SHORT PROBLEM: List all lines of the data containing the word "name".

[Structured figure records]
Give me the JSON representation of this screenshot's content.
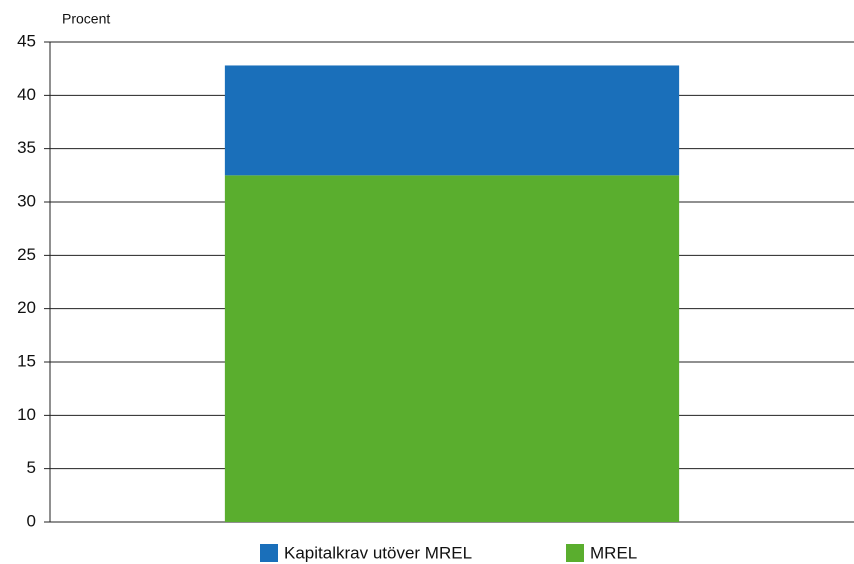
{
  "chart_data": {
    "type": "stacked_bar",
    "y_axis_label": "Procent",
    "categories": [
      null
    ],
    "series": [
      {
        "name": "Kapitalkrav utöver MREL",
        "color": "#1a6fba",
        "values": [
          10.3
        ]
      },
      {
        "name": "MREL",
        "color": "#5aae2e",
        "values": [
          32.5
        ]
      }
    ],
    "ylim": [
      0,
      45
    ],
    "yticks": [
      0,
      5,
      10,
      15,
      20,
      25,
      30,
      35,
      40,
      45
    ],
    "grid": true,
    "legend": "bottom"
  }
}
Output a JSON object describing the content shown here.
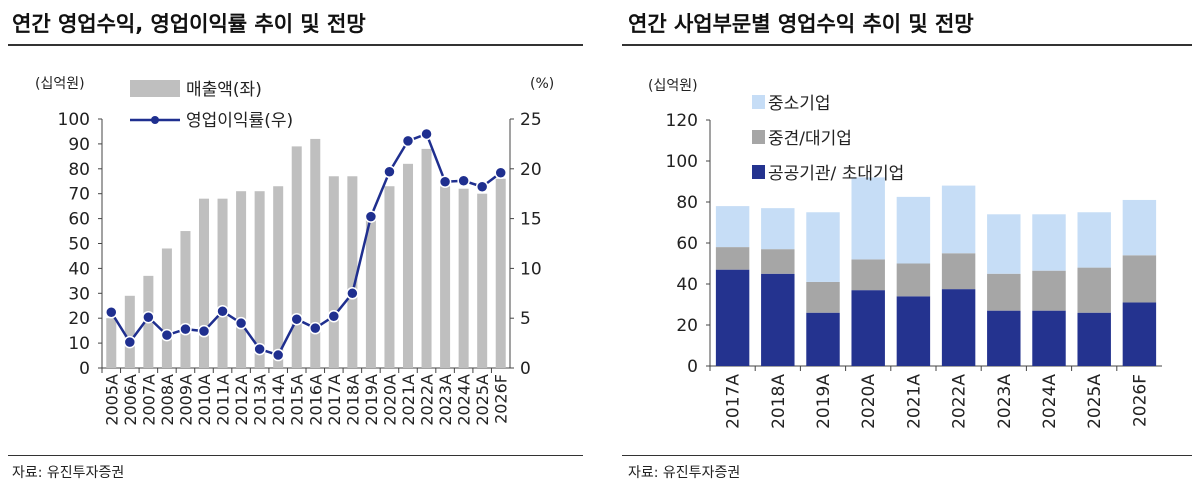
{
  "left_panel": {
    "title": "연간 영업수익, 영업이익률 추이 및 전망",
    "source": "자료: 유진투자증권"
  },
  "right_panel": {
    "title": "연간 사업부문별 영업수익 추이 및 전망",
    "source": "자료: 유진투자증권"
  },
  "chart_data": [
    {
      "type": "bar+line",
      "title": "연간 영업수익, 영업이익률 추이 및 전망",
      "ylabel": "(십억원)",
      "y2label": "(%)",
      "ylim": [
        0,
        100
      ],
      "yticks": [
        0,
        10,
        20,
        30,
        40,
        50,
        60,
        70,
        80,
        90,
        100
      ],
      "y2lim": [
        0,
        25
      ],
      "y2ticks": [
        0,
        5,
        10,
        15,
        20,
        25
      ],
      "categories": [
        "2005A",
        "2006A",
        "2007A",
        "2008A",
        "2009A",
        "2010A",
        "2011A",
        "2012A",
        "2013A",
        "2014A",
        "2015A",
        "2016A",
        "2017A",
        "2018A",
        "2019A",
        "2020A",
        "2021A",
        "2022A",
        "2023A",
        "2024A",
        "2025A",
        "2026F"
      ],
      "series": [
        {
          "name": "매출액(좌)",
          "type": "bar",
          "axis": "left",
          "color": "#bfbfbf",
          "values": [
            20,
            29,
            37,
            48,
            55,
            68,
            68,
            71,
            71,
            73,
            89,
            92,
            77,
            77,
            60,
            73,
            82,
            88,
            73,
            72,
            70,
            76
          ]
        },
        {
          "name": "영업이익률(우)",
          "type": "line",
          "axis": "right",
          "color": "#1f2f8f",
          "values": [
            5.6,
            2.6,
            5.1,
            3.3,
            3.9,
            3.7,
            5.7,
            4.5,
            1.9,
            1.3,
            4.9,
            4.0,
            5.2,
            7.5,
            15.2,
            19.7,
            22.8,
            23.5,
            18.7,
            18.8,
            18.2,
            19.6
          ]
        }
      ],
      "legend": "top-left",
      "grid": false
    },
    {
      "type": "stacked-bar",
      "title": "연간 사업부문별 영업수익 추이 및 전망",
      "ylabel": "(십억원)",
      "ylim": [
        0,
        120
      ],
      "yticks": [
        0,
        20,
        40,
        60,
        80,
        100,
        120
      ],
      "categories": [
        "2017A",
        "2018A",
        "2019A",
        "2020A",
        "2021A",
        "2022A",
        "2023A",
        "2024A",
        "2025A",
        "2026F"
      ],
      "series": [
        {
          "name": "공공기관/ 초대기업",
          "color": "#24338f",
          "values": [
            47,
            45,
            26,
            37,
            34,
            37.5,
            27,
            27,
            26,
            31
          ]
        },
        {
          "name": "중견/대기업",
          "color": "#a6a6a6",
          "values": [
            11,
            12,
            15,
            15,
            16,
            17.5,
            18,
            19.5,
            22,
            23
          ]
        },
        {
          "name": "중소기업",
          "color": "#c6ddf6",
          "values": [
            20,
            20,
            34,
            40,
            32.5,
            33,
            29,
            27.5,
            27,
            27
          ]
        }
      ],
      "legend_order": [
        "중소기업",
        "중견/대기업",
        "공공기관/ 초대기업"
      ],
      "legend": "top-left",
      "grid": false
    }
  ]
}
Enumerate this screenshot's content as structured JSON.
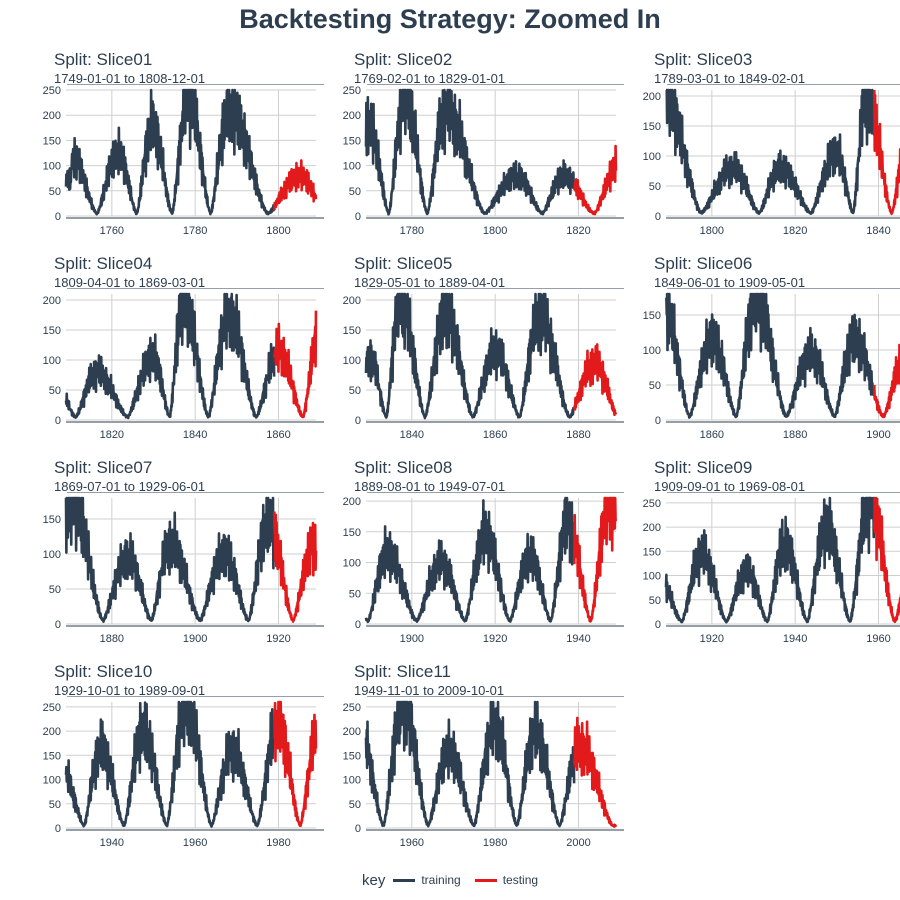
{
  "title": "Backtesting Strategy: Zoomed In",
  "legend": {
    "title": "key",
    "items": [
      {
        "label": "training",
        "color": "#2c3e50"
      },
      {
        "label": "testing",
        "color": "#e31a1c"
      }
    ]
  },
  "colors": {
    "training": "#2c3e50",
    "testing": "#e31a1c",
    "grid": "#cfcfcf",
    "axis": "#2c3e50"
  },
  "chart_data": [
    {
      "type": "line",
      "title": "Split: Slice01",
      "subtitle": "1749-01-01 to 1808-12-01",
      "xlim": [
        1749,
        1809
      ],
      "ylim": [
        0,
        250
      ],
      "yticks": [
        0,
        50,
        100,
        150,
        200,
        250
      ],
      "xticks": [
        1760,
        1780,
        1800
      ],
      "train_end": 1799,
      "grid_x": [
        1760,
        1780,
        1800
      ]
    },
    {
      "type": "line",
      "title": "Split: Slice02",
      "subtitle": "1769-02-01 to 1829-01-01",
      "xlim": [
        1769,
        1829
      ],
      "ylim": [
        0,
        250
      ],
      "yticks": [
        0,
        50,
        100,
        150,
        200,
        250
      ],
      "xticks": [
        1780,
        1800,
        1820
      ],
      "train_end": 1819,
      "grid_x": [
        1780,
        1800,
        1820
      ]
    },
    {
      "type": "line",
      "title": "Split: Slice03",
      "subtitle": "1789-03-01 to 1849-02-01",
      "xlim": [
        1789,
        1849
      ],
      "ylim": [
        0,
        210
      ],
      "yticks": [
        0,
        50,
        100,
        150,
        200
      ],
      "xticks": [
        1800,
        1820,
        1840
      ],
      "train_end": 1839,
      "grid_x": [
        1800,
        1820,
        1840
      ]
    },
    {
      "type": "line",
      "title": "Split: Slice04",
      "subtitle": "1809-04-01 to 1869-03-01",
      "xlim": [
        1809,
        1869
      ],
      "ylim": [
        0,
        210
      ],
      "yticks": [
        0,
        50,
        100,
        150,
        200
      ],
      "xticks": [
        1820,
        1840,
        1860
      ],
      "train_end": 1859,
      "grid_x": [
        1820,
        1840,
        1860
      ]
    },
    {
      "type": "line",
      "title": "Split: Slice05",
      "subtitle": "1829-05-01 to 1889-04-01",
      "xlim": [
        1829,
        1889
      ],
      "ylim": [
        0,
        210
      ],
      "yticks": [
        0,
        50,
        100,
        150,
        200
      ],
      "xticks": [
        1840,
        1860,
        1880
      ],
      "train_end": 1879,
      "grid_x": [
        1840,
        1860,
        1880
      ]
    },
    {
      "type": "line",
      "title": "Split: Slice06",
      "subtitle": "1849-06-01 to 1909-05-01",
      "xlim": [
        1849,
        1909
      ],
      "ylim": [
        0,
        180
      ],
      "yticks": [
        0,
        50,
        100,
        150
      ],
      "xticks": [
        1860,
        1880,
        1900
      ],
      "train_end": 1899,
      "grid_x": [
        1860,
        1880,
        1900
      ]
    },
    {
      "type": "line",
      "title": "Split: Slice07",
      "subtitle": "1869-07-01 to 1929-06-01",
      "xlim": [
        1869,
        1929
      ],
      "ylim": [
        0,
        180
      ],
      "yticks": [
        0,
        50,
        100,
        150
      ],
      "xticks": [
        1880,
        1900,
        1920
      ],
      "train_end": 1919,
      "grid_x": [
        1880,
        1900,
        1920
      ]
    },
    {
      "type": "line",
      "title": "Split: Slice08",
      "subtitle": "1889-08-01 to 1949-07-01",
      "xlim": [
        1889,
        1949
      ],
      "ylim": [
        0,
        205
      ],
      "yticks": [
        0,
        50,
        100,
        150,
        200
      ],
      "xticks": [
        1900,
        1920,
        1940
      ],
      "train_end": 1939,
      "grid_x": [
        1900,
        1920,
        1940
      ]
    },
    {
      "type": "line",
      "title": "Split: Slice09",
      "subtitle": "1909-09-01 to 1969-08-01",
      "xlim": [
        1909,
        1969
      ],
      "ylim": [
        0,
        260
      ],
      "yticks": [
        0,
        50,
        100,
        150,
        200,
        250
      ],
      "xticks": [
        1920,
        1940,
        1960
      ],
      "train_end": 1959,
      "grid_x": [
        1920,
        1940,
        1960
      ]
    },
    {
      "type": "line",
      "title": "Split: Slice10",
      "subtitle": "1929-10-01 to 1989-09-01",
      "xlim": [
        1929,
        1989
      ],
      "ylim": [
        0,
        260
      ],
      "yticks": [
        0,
        50,
        100,
        150,
        200,
        250
      ],
      "xticks": [
        1940,
        1960,
        1980
      ],
      "train_end": 1979,
      "grid_x": [
        1940,
        1960,
        1980
      ]
    },
    {
      "type": "line",
      "title": "Split: Slice11",
      "subtitle": "1949-11-01 to 2009-10-01",
      "xlim": [
        1949,
        2009
      ],
      "ylim": [
        0,
        260
      ],
      "yticks": [
        0,
        50,
        100,
        150,
        200,
        250
      ],
      "xticks": [
        1960,
        1980,
        2000
      ],
      "train_end": 1999,
      "grid_x": [
        1960,
        1980,
        2000
      ]
    }
  ]
}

CORRECT OUTPUT:
        "name": "Kapitalkrav utöver MREL",
        "name": "MREL",
          "name": "매출액(좌)",
          "name": "영업이익률(우)",
          "name": "공공기관/ 초대기업",
          "name": "중견/대기업",
          "name": "중소기업",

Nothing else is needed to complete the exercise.